EXERCISE TASK:
Without the pictures, output the records below word for word.

PROVIDED DATA:
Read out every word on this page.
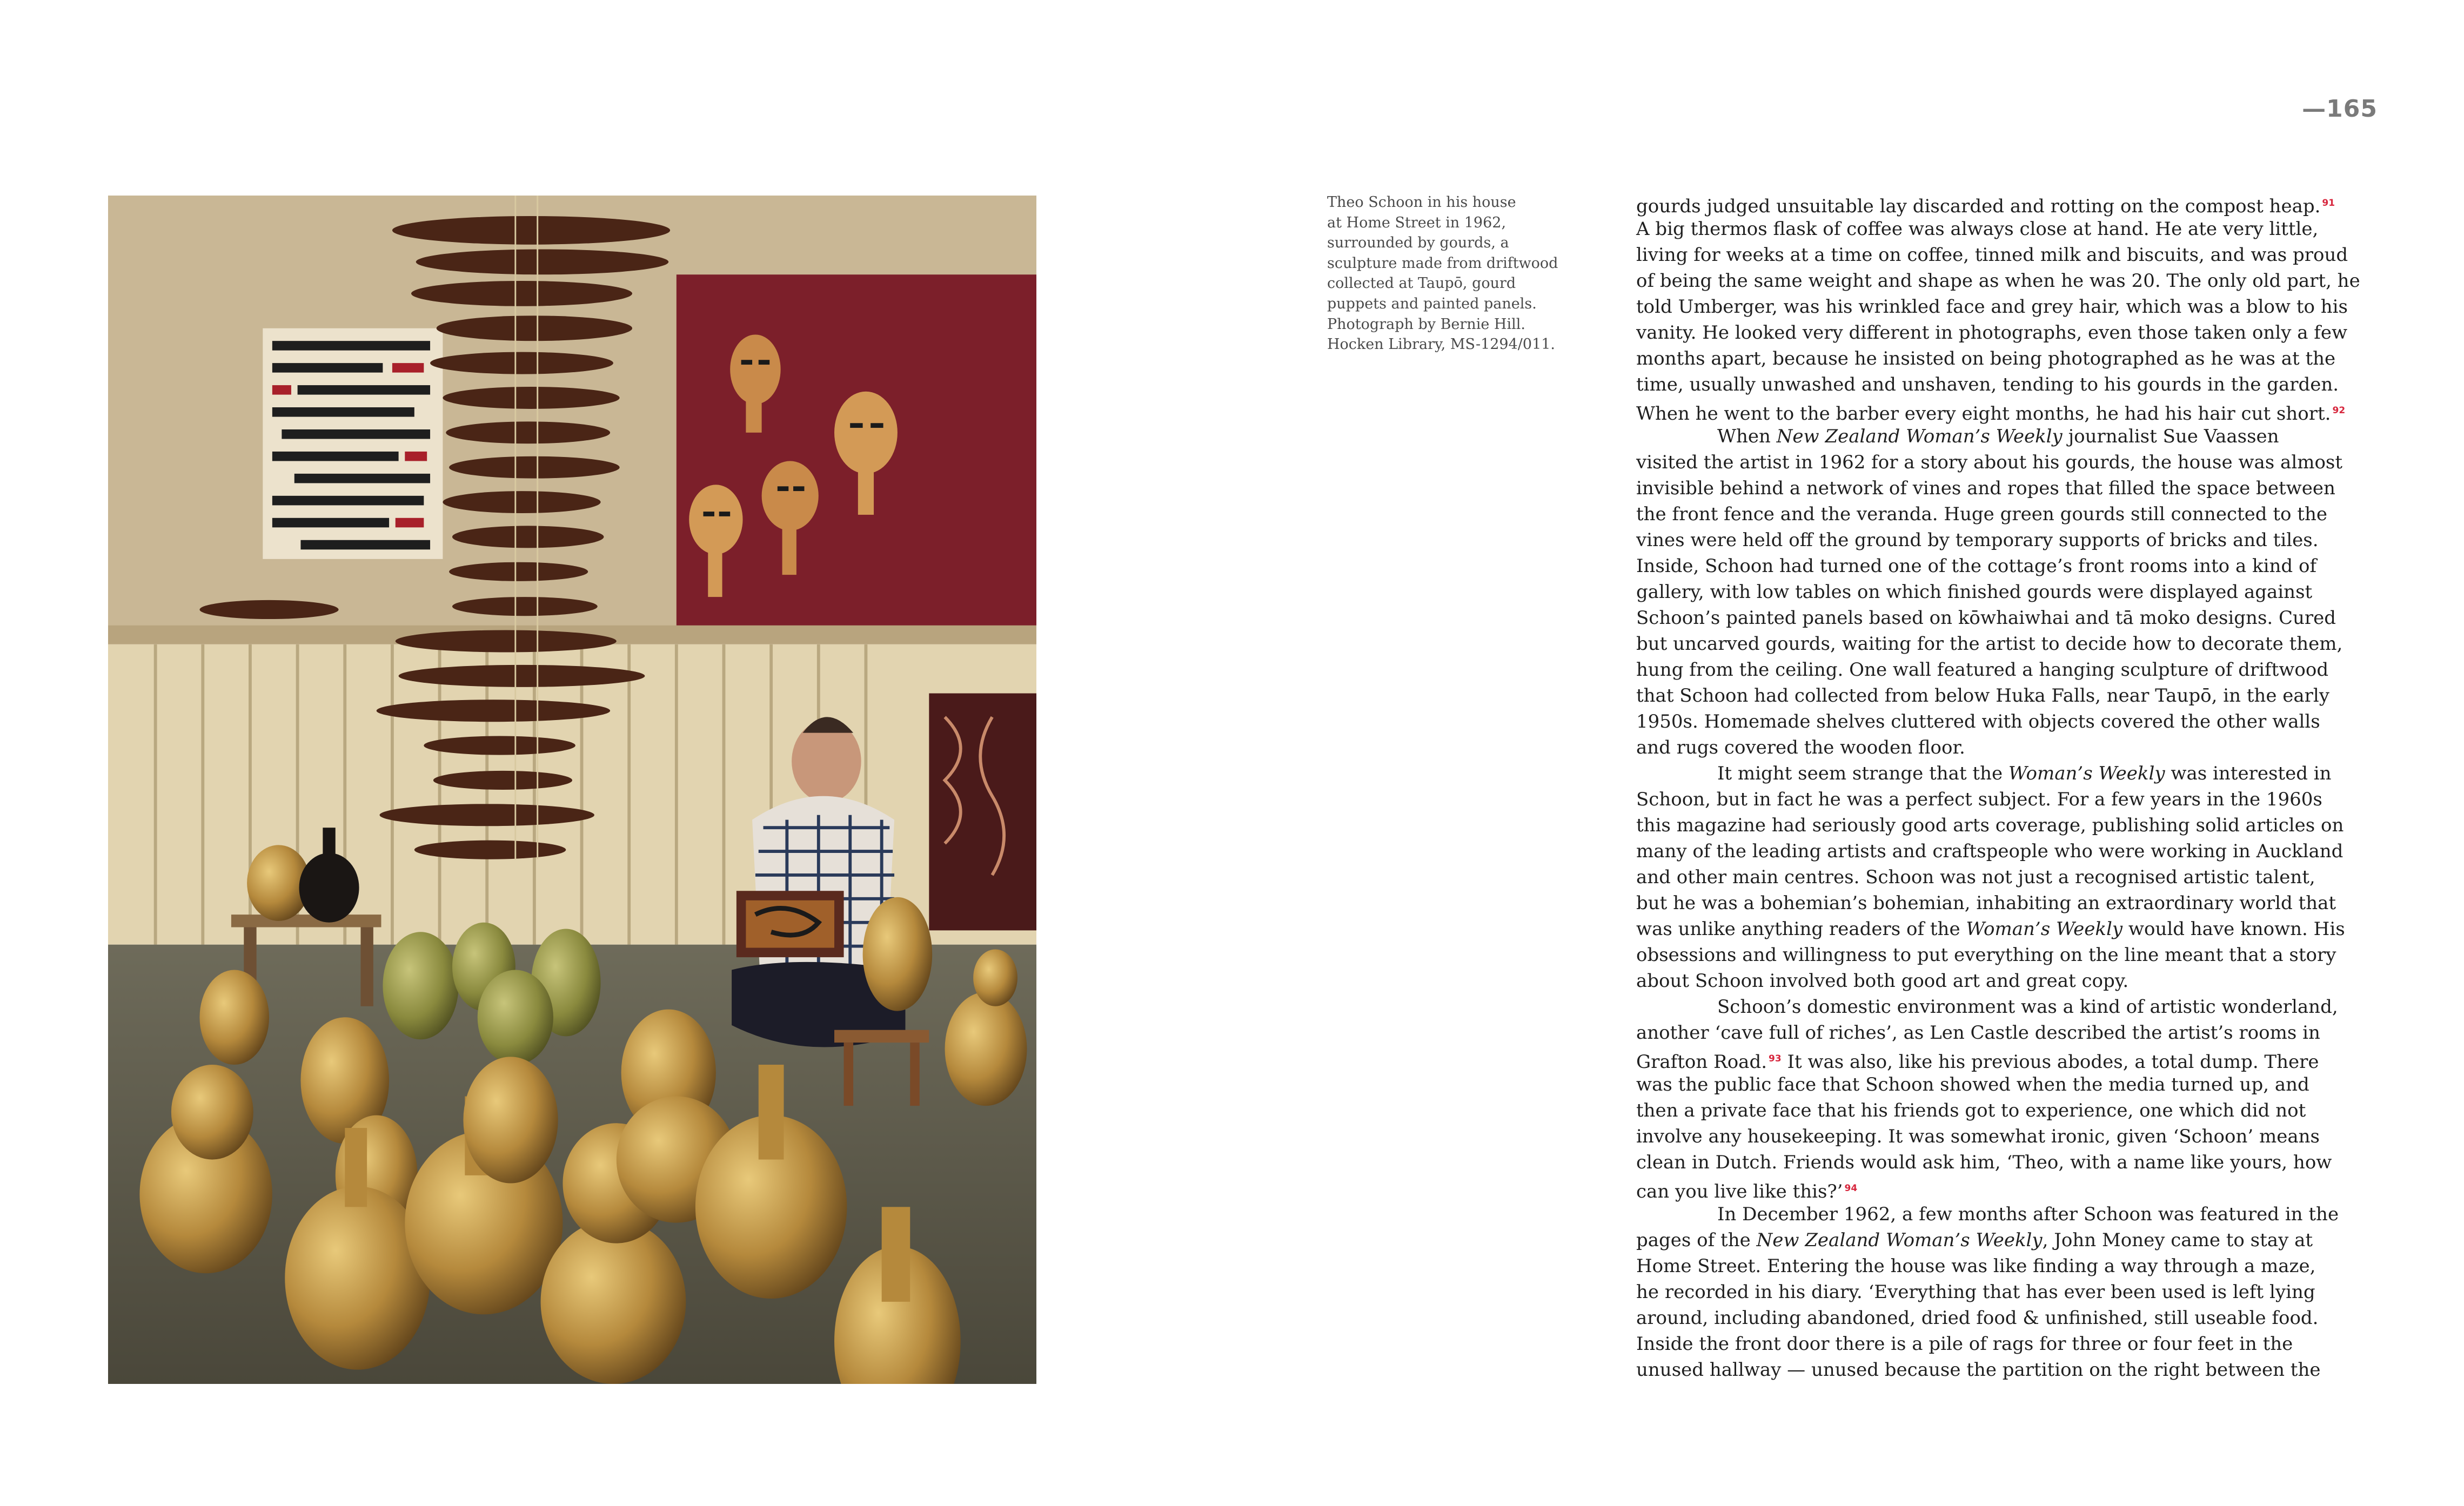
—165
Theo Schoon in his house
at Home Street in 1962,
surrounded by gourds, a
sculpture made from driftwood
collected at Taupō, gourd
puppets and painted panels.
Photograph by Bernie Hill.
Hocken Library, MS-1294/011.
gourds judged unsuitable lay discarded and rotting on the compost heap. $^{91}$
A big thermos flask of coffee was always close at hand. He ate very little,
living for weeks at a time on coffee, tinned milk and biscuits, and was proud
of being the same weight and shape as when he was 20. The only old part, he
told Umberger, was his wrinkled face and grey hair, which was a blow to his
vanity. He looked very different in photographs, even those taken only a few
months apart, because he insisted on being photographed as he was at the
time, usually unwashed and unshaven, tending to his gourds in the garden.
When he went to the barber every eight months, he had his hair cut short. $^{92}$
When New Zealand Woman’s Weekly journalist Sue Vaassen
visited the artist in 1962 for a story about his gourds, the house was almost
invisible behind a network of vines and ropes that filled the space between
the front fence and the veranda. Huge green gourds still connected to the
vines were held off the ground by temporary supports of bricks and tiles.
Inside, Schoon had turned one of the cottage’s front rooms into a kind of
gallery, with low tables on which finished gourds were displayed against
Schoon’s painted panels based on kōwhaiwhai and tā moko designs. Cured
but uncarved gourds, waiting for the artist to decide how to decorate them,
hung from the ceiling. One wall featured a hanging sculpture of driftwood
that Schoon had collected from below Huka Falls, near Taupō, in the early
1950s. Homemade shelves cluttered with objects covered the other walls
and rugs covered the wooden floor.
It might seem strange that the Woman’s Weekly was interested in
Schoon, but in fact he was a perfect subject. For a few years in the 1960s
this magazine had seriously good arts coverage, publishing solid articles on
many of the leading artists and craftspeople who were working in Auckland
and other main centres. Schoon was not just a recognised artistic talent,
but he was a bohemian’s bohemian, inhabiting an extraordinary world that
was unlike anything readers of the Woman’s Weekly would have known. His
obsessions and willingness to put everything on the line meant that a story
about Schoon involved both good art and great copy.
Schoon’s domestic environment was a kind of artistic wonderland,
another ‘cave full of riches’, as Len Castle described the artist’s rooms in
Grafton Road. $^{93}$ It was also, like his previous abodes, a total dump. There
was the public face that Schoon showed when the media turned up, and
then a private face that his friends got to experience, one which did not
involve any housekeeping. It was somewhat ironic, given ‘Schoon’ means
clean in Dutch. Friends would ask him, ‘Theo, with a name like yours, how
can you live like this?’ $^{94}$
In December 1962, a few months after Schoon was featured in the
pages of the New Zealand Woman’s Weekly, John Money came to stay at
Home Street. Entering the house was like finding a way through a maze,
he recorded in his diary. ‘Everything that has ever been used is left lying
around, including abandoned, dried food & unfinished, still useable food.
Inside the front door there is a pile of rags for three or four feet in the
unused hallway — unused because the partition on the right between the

FINISHED EXERCISE:
Read out every word on this page.
—165
Theo Schoon in his house
at Home Street in 1962,
surrounded by gourds, a
sculpture made from driftwood
collected at Taupō, gourd
puppets and painted panels.
Photograph by Bernie Hill.
Hocken Library, MS-1294/011.
gourds judged unsuitable lay discarded and rotting on the compost heap. $^{91}$
A big thermos flask of coffee was always close at hand. He ate very little,
living for weeks at a time on coffee, tinned milk and biscuits, and was proud
of being the same weight and shape as when he was 20. The only old part, he
told Umberger, was his wrinkled face and grey hair, which was a blow to his
vanity. He looked very different in photographs, even those taken only a few
months apart, because he insisted on being photographed as he was at the
time, usually unwashed and unshaven, tending to his gourds in the garden.
When he went to the barber every eight months, he had his hair cut short. $^{92}$
When New Zealand Woman’s Weekly journalist Sue Vaassen
visited the artist in 1962 for a story about his gourds, the house was almost
invisible behind a network of vines and ropes that filled the space between
the front fence and the veranda. Huge green gourds still connected to the
vines were held off the ground by temporary supports of bricks and tiles.
Inside, Schoon had turned one of the cottage’s front rooms into a kind of
gallery, with low tables on which finished gourds were displayed against
Schoon’s painted panels based on kōwhaiwhai and tā moko designs. Cured
but uncarved gourds, waiting for the artist to decide how to decorate them,
hung from the ceiling. One wall featured a hanging sculpture of driftwood
that Schoon had collected from below Huka Falls, near Taupō, in the early
1950s. Homemade shelves cluttered with objects covered the other walls
and rugs covered the wooden floor.
It might seem strange that the Woman’s Weekly was interested in
Schoon, but in fact he was a perfect subject. For a few years in the 1960s
this magazine had seriously good arts coverage, publishing solid articles on
many of the leading artists and craftspeople who were working in Auckland
and other main centres. Schoon was not just a recognised artistic talent,
but he was a bohemian’s bohemian, inhabiting an extraordinary world that
was unlike anything readers of the Woman’s Weekly would have known. His
obsessions and willingness to put everything on the line meant that a story
about Schoon involved both good art and great copy.
Schoon’s domestic environment was a kind of artistic wonderland,
another ‘cave full of riches’, as Len Castle described the artist’s rooms in
Grafton Road. $^{93}$ It was also, like his previous abodes, a total dump. There
was the public face that Schoon showed when the media turned up, and
then a private face that his friends got to experience, one which did not
involve any housekeeping. It was somewhat ironic, given ‘Schoon’ means
clean in Dutch. Friends would ask him, ‘Theo, with a name like yours, how
can you live like this?’ $^{94}$
In December 1962, a few months after Schoon was featured in the
pages of the New Zealand Woman’s Weekly, John Money came to stay at
Home Street. Entering the house was like finding a way through a maze,
he recorded in his diary. ‘Everything that has ever been used is left lying
around, including abandoned, dried food & unfinished, still useable food.
Inside the front door there is a pile of rags for three or four feet in the
unused hallway — unused because the partition on the right between the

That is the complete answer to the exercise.